■ Task instructions:
Gather the lines below that include the string "IraniansStandWithRojava", copying each in full.

■ Data shown:
━━━━━━━━━━━━━━━━━━━━

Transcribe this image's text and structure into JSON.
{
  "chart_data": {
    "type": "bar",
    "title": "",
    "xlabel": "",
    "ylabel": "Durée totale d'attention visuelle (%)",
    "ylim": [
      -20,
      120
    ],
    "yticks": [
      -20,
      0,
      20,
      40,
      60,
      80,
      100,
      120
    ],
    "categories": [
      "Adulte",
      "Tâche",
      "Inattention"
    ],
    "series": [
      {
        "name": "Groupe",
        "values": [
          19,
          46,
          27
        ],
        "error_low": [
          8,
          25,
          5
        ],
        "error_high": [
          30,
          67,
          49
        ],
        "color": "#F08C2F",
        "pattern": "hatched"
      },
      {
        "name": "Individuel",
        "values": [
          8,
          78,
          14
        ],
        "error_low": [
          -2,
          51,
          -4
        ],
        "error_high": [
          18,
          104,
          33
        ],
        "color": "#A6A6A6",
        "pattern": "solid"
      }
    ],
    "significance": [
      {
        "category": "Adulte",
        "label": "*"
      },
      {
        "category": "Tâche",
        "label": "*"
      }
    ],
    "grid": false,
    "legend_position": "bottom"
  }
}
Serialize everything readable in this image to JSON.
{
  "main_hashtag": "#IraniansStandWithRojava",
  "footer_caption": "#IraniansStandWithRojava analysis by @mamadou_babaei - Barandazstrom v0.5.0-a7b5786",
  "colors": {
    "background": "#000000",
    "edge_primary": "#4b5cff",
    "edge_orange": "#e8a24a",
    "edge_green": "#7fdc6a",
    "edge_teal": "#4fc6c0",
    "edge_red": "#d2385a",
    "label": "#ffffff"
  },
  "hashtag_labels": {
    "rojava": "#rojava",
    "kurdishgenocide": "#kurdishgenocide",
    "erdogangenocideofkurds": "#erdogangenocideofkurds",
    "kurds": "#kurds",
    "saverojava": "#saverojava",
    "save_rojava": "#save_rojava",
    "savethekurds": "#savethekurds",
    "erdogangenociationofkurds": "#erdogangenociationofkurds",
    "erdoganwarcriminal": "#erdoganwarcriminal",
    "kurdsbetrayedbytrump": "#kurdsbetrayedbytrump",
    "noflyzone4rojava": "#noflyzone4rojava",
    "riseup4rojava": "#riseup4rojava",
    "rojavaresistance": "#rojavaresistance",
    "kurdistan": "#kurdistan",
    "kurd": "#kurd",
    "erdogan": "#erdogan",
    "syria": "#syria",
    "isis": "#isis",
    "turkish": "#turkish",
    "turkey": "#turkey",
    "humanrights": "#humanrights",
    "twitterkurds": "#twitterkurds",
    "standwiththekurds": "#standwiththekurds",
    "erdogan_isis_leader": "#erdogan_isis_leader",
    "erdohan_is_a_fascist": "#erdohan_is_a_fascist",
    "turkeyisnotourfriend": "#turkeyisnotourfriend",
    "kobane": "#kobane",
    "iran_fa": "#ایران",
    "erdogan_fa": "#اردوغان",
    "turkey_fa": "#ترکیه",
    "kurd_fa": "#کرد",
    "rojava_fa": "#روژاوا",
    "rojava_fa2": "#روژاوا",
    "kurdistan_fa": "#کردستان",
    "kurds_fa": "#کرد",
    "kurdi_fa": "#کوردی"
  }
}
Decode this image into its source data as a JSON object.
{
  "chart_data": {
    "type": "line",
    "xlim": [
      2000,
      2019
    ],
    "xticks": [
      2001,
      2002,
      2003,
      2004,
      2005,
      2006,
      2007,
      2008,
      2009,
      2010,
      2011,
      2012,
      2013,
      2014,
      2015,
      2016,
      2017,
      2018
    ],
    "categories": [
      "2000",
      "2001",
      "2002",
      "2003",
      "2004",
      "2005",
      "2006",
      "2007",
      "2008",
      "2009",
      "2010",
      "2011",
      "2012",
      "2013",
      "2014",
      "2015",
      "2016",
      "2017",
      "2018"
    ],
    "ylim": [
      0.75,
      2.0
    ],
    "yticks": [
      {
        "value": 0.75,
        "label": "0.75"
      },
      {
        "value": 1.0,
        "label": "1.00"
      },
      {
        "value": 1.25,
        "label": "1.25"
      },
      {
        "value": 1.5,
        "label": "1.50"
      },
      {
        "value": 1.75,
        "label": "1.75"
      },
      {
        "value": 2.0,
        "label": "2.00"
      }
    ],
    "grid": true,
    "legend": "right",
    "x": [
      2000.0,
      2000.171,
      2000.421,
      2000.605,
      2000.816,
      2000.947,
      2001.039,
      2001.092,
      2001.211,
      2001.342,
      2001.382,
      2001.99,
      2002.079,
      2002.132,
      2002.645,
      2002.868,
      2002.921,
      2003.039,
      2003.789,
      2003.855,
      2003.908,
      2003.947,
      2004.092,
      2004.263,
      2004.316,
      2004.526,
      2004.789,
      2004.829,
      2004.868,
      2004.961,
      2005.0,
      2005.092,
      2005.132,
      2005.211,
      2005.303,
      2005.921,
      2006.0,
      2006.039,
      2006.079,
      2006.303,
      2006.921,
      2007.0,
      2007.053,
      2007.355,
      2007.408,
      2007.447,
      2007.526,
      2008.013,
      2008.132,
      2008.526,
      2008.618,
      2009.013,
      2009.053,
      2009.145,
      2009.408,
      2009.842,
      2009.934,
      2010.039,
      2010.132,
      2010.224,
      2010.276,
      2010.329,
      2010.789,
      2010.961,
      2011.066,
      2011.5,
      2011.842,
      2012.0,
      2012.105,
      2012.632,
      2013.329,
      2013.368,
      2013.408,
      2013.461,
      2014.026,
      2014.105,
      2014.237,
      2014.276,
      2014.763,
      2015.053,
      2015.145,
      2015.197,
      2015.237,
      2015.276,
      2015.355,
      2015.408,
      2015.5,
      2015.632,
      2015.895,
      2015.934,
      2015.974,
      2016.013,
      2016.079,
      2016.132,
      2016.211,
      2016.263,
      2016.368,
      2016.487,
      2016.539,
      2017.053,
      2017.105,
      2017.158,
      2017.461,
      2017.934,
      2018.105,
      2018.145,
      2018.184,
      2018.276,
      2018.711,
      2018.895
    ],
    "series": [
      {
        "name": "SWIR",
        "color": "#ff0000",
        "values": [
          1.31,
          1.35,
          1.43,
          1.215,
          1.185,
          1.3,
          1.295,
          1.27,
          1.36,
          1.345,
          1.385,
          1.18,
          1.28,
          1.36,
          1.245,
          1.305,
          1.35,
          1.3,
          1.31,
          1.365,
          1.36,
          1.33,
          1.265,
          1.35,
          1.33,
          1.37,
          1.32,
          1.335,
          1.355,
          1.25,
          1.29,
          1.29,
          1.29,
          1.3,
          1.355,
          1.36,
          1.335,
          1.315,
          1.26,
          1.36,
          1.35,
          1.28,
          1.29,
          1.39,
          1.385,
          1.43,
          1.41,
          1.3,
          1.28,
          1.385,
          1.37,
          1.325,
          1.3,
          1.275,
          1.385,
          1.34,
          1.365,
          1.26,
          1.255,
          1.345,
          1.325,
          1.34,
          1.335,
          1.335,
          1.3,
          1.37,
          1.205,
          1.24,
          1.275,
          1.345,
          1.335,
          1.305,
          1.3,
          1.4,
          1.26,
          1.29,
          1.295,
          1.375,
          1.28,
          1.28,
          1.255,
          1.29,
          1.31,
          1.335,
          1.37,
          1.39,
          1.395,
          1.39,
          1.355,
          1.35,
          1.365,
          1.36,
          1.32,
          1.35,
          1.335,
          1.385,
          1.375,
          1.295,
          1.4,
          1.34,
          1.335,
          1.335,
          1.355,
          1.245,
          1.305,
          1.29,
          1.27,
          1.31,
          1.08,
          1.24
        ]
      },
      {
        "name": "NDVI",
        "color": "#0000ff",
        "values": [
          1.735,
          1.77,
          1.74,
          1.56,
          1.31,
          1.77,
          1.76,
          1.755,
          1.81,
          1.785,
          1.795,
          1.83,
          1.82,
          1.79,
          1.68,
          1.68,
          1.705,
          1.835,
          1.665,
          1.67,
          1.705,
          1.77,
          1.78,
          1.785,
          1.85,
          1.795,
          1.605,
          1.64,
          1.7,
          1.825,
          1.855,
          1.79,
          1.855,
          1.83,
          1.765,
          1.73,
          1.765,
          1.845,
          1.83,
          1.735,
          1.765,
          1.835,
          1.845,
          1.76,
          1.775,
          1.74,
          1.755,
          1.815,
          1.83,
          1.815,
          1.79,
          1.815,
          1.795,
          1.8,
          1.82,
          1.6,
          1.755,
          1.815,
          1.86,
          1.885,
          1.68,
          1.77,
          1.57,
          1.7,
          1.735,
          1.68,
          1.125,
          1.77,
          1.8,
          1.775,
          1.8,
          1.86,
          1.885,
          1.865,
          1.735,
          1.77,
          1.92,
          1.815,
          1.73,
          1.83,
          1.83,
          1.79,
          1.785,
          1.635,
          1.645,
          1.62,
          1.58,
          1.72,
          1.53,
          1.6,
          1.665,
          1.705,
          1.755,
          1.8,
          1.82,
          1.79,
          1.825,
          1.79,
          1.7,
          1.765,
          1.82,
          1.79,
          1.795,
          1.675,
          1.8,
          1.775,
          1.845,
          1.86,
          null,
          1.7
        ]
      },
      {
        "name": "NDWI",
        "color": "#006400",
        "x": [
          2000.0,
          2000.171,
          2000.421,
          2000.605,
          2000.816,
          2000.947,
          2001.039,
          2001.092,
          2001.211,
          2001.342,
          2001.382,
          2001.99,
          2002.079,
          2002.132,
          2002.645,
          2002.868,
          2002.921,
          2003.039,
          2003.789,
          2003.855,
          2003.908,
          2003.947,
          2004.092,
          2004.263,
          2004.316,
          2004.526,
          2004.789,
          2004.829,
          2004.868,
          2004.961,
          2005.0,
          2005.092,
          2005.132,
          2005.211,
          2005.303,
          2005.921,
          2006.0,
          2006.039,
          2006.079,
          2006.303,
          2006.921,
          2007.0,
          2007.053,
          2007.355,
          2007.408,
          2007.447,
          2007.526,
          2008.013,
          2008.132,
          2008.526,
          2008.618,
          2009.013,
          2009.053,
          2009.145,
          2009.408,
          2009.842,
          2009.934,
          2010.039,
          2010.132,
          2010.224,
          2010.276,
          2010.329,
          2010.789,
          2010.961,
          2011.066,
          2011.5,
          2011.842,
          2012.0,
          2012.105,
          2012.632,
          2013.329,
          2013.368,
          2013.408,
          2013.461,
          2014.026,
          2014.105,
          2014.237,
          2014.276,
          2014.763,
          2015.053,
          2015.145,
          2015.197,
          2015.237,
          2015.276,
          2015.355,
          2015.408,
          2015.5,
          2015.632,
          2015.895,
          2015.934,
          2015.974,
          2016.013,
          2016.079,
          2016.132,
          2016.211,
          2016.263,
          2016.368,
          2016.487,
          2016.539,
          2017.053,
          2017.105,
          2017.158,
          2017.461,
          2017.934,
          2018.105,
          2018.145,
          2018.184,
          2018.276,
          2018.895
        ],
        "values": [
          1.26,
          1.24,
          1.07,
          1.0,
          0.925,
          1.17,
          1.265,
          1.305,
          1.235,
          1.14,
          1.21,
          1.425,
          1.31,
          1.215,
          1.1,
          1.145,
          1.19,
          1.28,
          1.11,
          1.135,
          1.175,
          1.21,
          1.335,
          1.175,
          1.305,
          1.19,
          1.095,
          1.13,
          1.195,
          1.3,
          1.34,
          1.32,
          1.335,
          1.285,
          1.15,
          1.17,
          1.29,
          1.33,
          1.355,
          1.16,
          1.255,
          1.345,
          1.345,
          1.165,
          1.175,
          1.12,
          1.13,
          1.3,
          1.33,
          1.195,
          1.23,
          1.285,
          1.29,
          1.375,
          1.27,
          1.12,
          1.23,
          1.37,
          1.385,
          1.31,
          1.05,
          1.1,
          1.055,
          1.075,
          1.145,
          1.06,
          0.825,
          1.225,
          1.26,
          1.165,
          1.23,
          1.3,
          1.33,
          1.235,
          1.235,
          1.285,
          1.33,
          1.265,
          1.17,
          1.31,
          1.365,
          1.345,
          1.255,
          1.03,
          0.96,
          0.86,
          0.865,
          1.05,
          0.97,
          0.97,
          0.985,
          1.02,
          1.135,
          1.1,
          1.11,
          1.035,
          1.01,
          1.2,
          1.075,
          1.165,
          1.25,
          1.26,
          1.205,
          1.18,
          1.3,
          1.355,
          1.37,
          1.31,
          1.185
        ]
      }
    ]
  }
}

━━━━━━━━━━━━━━━━━━━━

■ Answer for this exercise:
  "main_hashtag": "#IraniansStandWithRojava",
  "footer_caption": "#IraniansStandWithRojava analysis by @mamadou_babaei - Barandazstrom v0.5.0-a7b5786",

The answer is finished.